═══ Recorded information ═══
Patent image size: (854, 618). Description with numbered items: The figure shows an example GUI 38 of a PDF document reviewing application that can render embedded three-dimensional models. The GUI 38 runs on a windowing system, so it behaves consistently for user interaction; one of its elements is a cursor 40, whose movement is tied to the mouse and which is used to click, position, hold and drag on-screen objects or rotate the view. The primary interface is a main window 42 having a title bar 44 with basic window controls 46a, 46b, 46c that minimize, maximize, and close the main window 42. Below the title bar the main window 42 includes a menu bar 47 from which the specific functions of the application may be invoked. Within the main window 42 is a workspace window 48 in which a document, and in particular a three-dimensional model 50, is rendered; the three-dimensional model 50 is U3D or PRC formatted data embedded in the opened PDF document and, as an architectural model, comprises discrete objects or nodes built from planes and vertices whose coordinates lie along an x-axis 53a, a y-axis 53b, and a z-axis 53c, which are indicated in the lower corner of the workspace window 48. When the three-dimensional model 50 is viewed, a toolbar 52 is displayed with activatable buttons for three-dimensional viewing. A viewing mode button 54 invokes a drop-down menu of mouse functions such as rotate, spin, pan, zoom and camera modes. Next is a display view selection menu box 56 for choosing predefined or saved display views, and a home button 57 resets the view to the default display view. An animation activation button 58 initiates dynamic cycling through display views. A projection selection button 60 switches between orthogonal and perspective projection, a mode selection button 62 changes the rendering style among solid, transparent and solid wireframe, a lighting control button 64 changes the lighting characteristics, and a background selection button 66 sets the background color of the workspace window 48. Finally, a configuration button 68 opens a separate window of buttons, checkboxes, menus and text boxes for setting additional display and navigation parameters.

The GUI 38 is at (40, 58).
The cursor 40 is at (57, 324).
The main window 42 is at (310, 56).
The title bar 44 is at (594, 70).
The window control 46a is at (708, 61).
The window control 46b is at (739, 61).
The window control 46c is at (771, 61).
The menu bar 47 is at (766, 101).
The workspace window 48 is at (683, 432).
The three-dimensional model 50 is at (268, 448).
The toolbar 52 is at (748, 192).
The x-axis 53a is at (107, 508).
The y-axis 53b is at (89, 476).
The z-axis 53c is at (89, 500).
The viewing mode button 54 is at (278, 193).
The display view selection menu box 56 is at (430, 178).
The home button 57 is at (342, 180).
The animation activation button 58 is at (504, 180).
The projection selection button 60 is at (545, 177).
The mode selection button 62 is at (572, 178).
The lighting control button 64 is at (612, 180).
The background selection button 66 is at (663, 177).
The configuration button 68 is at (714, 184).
═══
== Exercise description ==
Switch "windowing system" to "window manager" in the records from the start through the line with "The GUI 38 is at (40, 58).", and give back only those lines with everything else unchanged.

== Complete output ==
Patent image size: (854, 618). Description with numbered items: The figure shows an example GUI 38 of a PDF document reviewing application that can render embedded three-dimensional models. The GUI 38 runs on a window manager, so it behaves consistently for user interaction; one of its elements is a cursor 40, whose movement is tied to the mouse and which is used to click, position, hold and drag on-screen objects or rotate the view. The primary interface is a main window 42 having a title bar 44 with basic window controls 46a, 46b, 46c that minimize, maximize, and close the main window 42. Below the title bar the main window 42 includes a menu bar 47 from which the specific functions of the application may be invoked. Within the main window 42 is a workspace window 48 in which a document, and in particular a three-dimensional model 50, is rendered; the three-dimensional model 50 is U3D or PRC formatted data embedded in the opened PDF document and, as an architectural model, comprises discrete objects or nodes built from planes and vertices whose coordinates lie along an x-axis 53a, a y-axis 53b, and a z-axis 53c, which are indicated in the lower corner of the workspace window 48. When the three-dimensional model 50 is viewed, a toolbar 52 is displayed with activatable buttons for three-dimensional viewing. A viewing mode button 54 invokes a drop-down menu of mouse functions such as rotate, spin, pan, zoom and camera modes. Next is a display view selection menu box 56 for choosing predefined or saved display views, and a home button 57 resets the view to the default display view. An animation activation button 58 initiates dynamic cycling through display views. A projection selection button 60 switches between orthogonal and perspective projection, a mode selection button 62 changes the rendering style among solid, transparent and solid wireframe, a lighting control button 64 changes the lighting characteristics, and a background selection button 66 sets the background color of the workspace window 48. Finally, a configuration button 68 opens a separate window of buttons, checkboxes, menus and text boxes for setting additional display and navigation parameters.

The GUI 38 is at (40, 58).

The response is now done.